**Materials provided:**

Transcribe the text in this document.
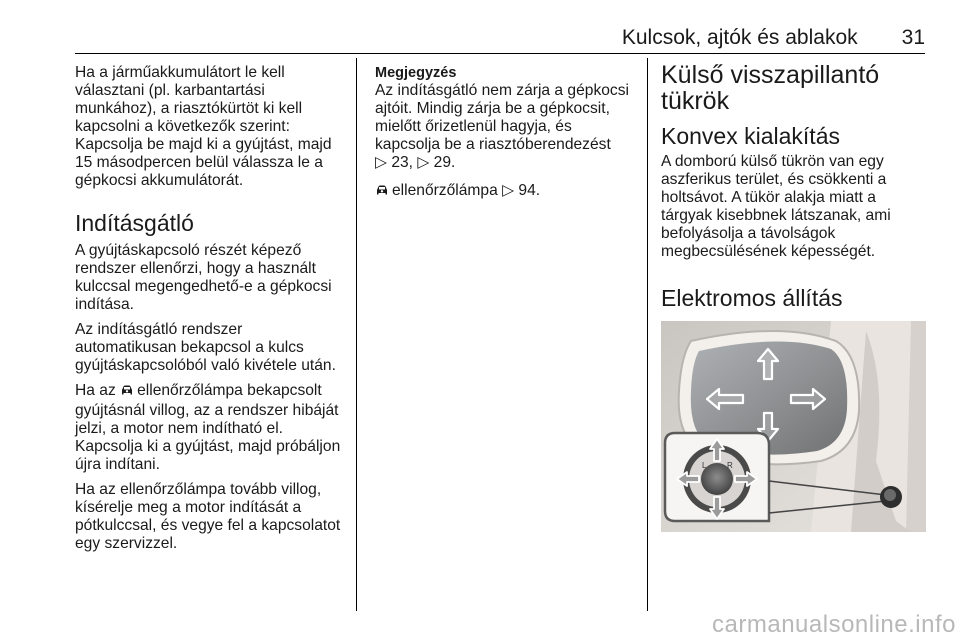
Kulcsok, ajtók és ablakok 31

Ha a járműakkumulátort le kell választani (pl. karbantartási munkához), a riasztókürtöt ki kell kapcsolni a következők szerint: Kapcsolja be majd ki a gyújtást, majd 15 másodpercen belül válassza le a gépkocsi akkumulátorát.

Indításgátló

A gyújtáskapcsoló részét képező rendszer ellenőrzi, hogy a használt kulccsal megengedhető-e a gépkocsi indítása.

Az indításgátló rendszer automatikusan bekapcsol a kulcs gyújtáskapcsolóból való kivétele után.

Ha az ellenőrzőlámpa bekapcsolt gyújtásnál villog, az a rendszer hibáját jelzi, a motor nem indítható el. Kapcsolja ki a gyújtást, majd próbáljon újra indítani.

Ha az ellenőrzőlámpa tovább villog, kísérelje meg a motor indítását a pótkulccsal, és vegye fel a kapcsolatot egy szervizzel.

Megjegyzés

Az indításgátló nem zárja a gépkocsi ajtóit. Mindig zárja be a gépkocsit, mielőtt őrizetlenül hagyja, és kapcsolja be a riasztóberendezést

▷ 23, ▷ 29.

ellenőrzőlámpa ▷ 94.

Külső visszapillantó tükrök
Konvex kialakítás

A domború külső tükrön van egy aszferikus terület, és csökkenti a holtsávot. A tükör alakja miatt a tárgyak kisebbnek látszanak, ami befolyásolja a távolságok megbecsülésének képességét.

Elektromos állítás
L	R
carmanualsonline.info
--
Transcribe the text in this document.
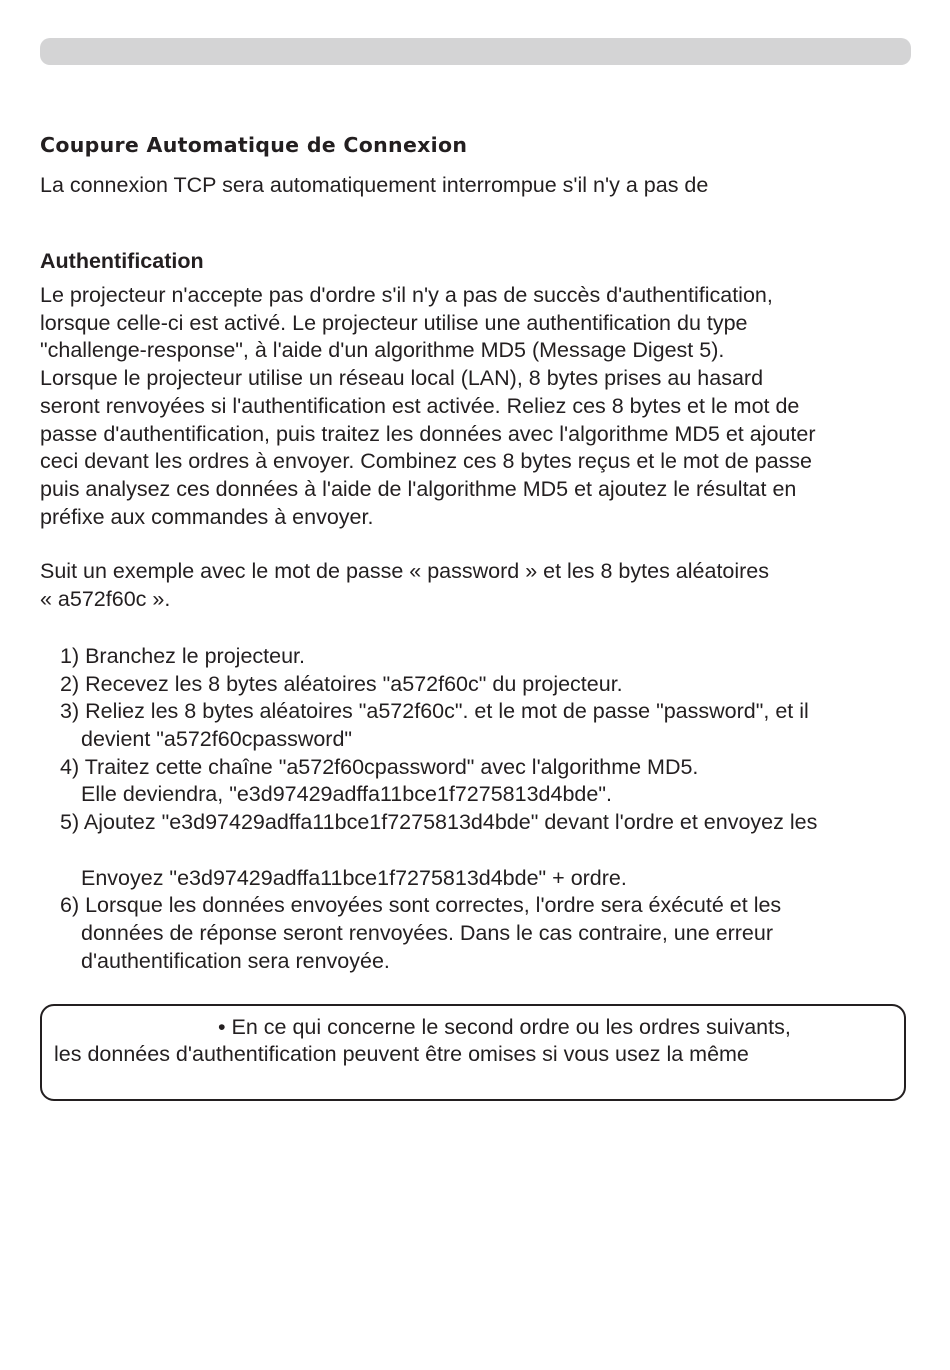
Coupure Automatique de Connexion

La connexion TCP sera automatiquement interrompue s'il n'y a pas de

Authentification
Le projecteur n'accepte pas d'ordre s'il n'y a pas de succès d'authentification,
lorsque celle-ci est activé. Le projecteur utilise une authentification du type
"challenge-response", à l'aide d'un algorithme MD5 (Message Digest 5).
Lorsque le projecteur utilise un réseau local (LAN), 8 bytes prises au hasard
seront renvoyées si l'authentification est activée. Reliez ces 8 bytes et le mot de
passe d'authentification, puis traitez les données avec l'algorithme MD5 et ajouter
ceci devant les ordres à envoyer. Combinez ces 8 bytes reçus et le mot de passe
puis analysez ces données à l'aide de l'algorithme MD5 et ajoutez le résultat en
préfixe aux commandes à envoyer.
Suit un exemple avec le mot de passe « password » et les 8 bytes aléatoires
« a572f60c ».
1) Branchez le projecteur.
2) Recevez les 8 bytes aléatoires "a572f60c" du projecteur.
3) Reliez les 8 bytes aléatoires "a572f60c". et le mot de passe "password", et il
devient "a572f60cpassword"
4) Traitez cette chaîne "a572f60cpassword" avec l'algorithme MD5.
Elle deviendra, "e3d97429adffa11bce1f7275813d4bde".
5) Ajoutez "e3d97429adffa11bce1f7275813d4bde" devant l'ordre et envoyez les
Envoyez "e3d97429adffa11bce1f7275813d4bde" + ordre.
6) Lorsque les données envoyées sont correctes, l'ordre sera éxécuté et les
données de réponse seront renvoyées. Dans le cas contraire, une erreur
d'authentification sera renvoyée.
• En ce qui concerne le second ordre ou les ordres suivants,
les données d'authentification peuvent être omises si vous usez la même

**Challenge:** Copy all lines in the listing above where the string "bytes" appears.

**Full answer:**
Lorsque le projecteur utilise un réseau local (LAN), 8 bytes prises au hasard
seront renvoyées si l'authentification est activée. Reliez ces 8 bytes et le mot de
ceci devant les ordres à envoyer. Combinez ces 8 bytes reçus et le mot de passe
Suit un exemple avec le mot de passe « password » et les 8 bytes aléatoires
2) Recevez les 8 bytes aléatoires "a572f60c" du projecteur.
3) Reliez les 8 bytes aléatoires "a572f60c". et le mot de passe "password", et il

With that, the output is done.